__EXERCISE TASK__:
Copy the records below exactly, leaving out every picture.

--- start RECORDS TO USE ---

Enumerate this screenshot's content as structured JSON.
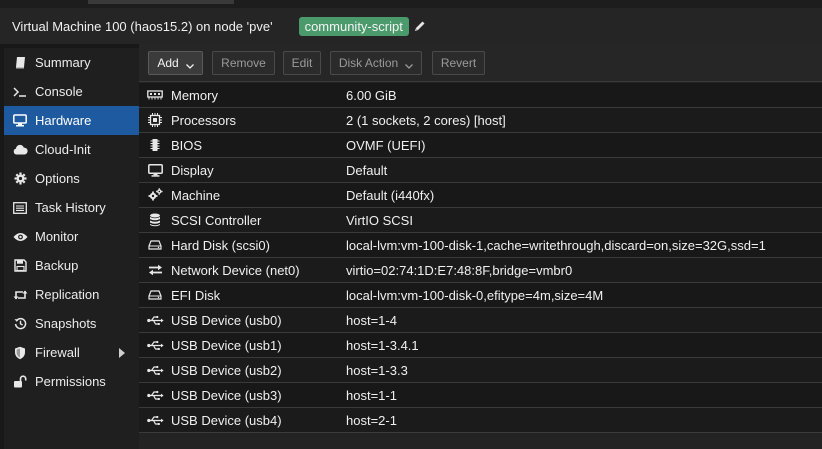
{
  "header": {
    "title": "Virtual Machine 100 (haos15.2) on node 'pve'",
    "tag": "community-script",
    "tag_color": "#4a9a6c"
  },
  "sidebar": {
    "items": [
      {
        "label": "Summary",
        "icon": "book-icon"
      },
      {
        "label": "Console",
        "icon": "terminal-icon"
      },
      {
        "label": "Hardware",
        "icon": "desktop-icon",
        "active": true
      },
      {
        "label": "Cloud-Init",
        "icon": "cloud-icon"
      },
      {
        "label": "Options",
        "icon": "gear-icon"
      },
      {
        "label": "Task History",
        "icon": "list-icon"
      },
      {
        "label": "Monitor",
        "icon": "eye-icon"
      },
      {
        "label": "Backup",
        "icon": "floppy-icon"
      },
      {
        "label": "Replication",
        "icon": "retweet-icon"
      },
      {
        "label": "Snapshots",
        "icon": "history-icon"
      },
      {
        "label": "Firewall",
        "icon": "shield-icon"
      },
      {
        "label": "Permissions",
        "icon": "unlock-icon"
      }
    ]
  },
  "toolbar": {
    "add": "Add",
    "remove": "Remove",
    "edit": "Edit",
    "disk_action": "Disk Action",
    "revert": "Revert"
  },
  "hardware": [
    {
      "key": "Memory",
      "value": "6.00 GiB",
      "icon": "memory-icon"
    },
    {
      "key": "Processors",
      "value": "2 (1 sockets, 2 cores) [host]",
      "icon": "cpu-icon"
    },
    {
      "key": "BIOS",
      "value": "OVMF (UEFI)",
      "icon": "microchip-icon"
    },
    {
      "key": "Display",
      "value": "Default",
      "icon": "monitor-icon"
    },
    {
      "key": "Machine",
      "value": "Default (i440fx)",
      "icon": "cogs-icon"
    },
    {
      "key": "SCSI Controller",
      "value": "VirtIO SCSI",
      "icon": "database-icon"
    },
    {
      "key": "Hard Disk (scsi0)",
      "value": "local-lvm:vm-100-disk-1,cache=writethrough,discard=on,size=32G,ssd=1",
      "icon": "hdd-icon"
    },
    {
      "key": "Network Device (net0)",
      "value": "virtio=02:74:1D:E7:48:8F,bridge=vmbr0",
      "icon": "exchange-icon"
    },
    {
      "key": "EFI Disk",
      "value": "local-lvm:vm-100-disk-0,efitype=4m,size=4M",
      "icon": "hdd-icon"
    },
    {
      "key": "USB Device (usb0)",
      "value": "host=1-4",
      "icon": "usb-icon"
    },
    {
      "key": "USB Device (usb1)",
      "value": "host=1-3.4.1",
      "icon": "usb-icon"
    },
    {
      "key": "USB Device (usb2)",
      "value": "host=1-3.3",
      "icon": "usb-icon"
    },
    {
      "key": "USB Device (usb3)",
      "value": "host=1-1",
      "icon": "usb-icon"
    },
    {
      "key": "USB Device (usb4)",
      "value": "host=2-1",
      "icon": "usb-icon"
    }
  ]
}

--- end RECORDS TO USE ---

__ANSWER TO THE EXERCISE__:
Enumerate this screenshot's content as structured JSON.
{
  "header": {
    "title": "Virtual Machine 100 (haos15.2) on node 'pve'",
    "tag": "community-script",
    "tag_color": "#4a9a6c"
  },
  "sidebar": {
    "items": [
      {
        "label": "Summary",
        "icon": "book-icon"
      },
      {
        "label": "Console",
        "icon": "terminal-icon"
      },
      {
        "label": "Hardware",
        "icon": "desktop-icon",
        "active": true
      },
      {
        "label": "Cloud-Init",
        "icon": "cloud-icon"
      },
      {
        "label": "Options",
        "icon": "gear-icon"
      },
      {
        "label": "Task History",
        "icon": "list-icon"
      },
      {
        "label": "Monitor",
        "icon": "eye-icon"
      },
      {
        "label": "Backup",
        "icon": "floppy-icon"
      },
      {
        "label": "Replication",
        "icon": "retweet-icon"
      },
      {
        "label": "Snapshots",
        "icon": "history-icon"
      },
      {
        "label": "Firewall",
        "icon": "shield-icon"
      },
      {
        "label": "Permissions",
        "icon": "unlock-icon"
      }
    ]
  },
  "toolbar": {
    "add": "Add",
    "remove": "Remove",
    "edit": "Edit",
    "disk_action": "Disk Action",
    "revert": "Revert"
  },
  "hardware": [
    {
      "key": "Memory",
      "value": "6.00 GiB",
      "icon": "memory-icon"
    },
    {
      "key": "Processors",
      "value": "2 (1 sockets, 2 cores) [host]",
      "icon": "cpu-icon"
    },
    {
      "key": "BIOS",
      "value": "OVMF (UEFI)",
      "icon": "microchip-icon"
    },
    {
      "key": "Display",
      "value": "Default",
      "icon": "monitor-icon"
    },
    {
      "key": "Machine",
      "value": "Default (i440fx)",
      "icon": "cogs-icon"
    },
    {
      "key": "SCSI Controller",
      "value": "VirtIO SCSI",
      "icon": "database-icon"
    },
    {
      "key": "Hard Disk (scsi0)",
      "value": "local-lvm:vm-100-disk-1,cache=writethrough,discard=on,size=32G,ssd=1",
      "icon": "hdd-icon"
    },
    {
      "key": "Network Device (net0)",
      "value": "virtio=02:74:1D:E7:48:8F,bridge=vmbr0",
      "icon": "exchange-icon"
    },
    {
      "key": "EFI Disk",
      "value": "local-lvm:vm-100-disk-0,efitype=4m,size=4M",
      "icon": "hdd-icon"
    },
    {
      "key": "USB Device (usb0)",
      "value": "host=1-4",
      "icon": "usb-icon"
    },
    {
      "key": "USB Device (usb1)",
      "value": "host=1-3.4.1",
      "icon": "usb-icon"
    },
    {
      "key": "USB Device (usb2)",
      "value": "host=1-3.3",
      "icon": "usb-icon"
    },
    {
      "key": "USB Device (usb3)",
      "value": "host=1-1",
      "icon": "usb-icon"
    },
    {
      "key": "USB Device (usb4)",
      "value": "host=2-1",
      "icon": "usb-icon"
    }
  ]
}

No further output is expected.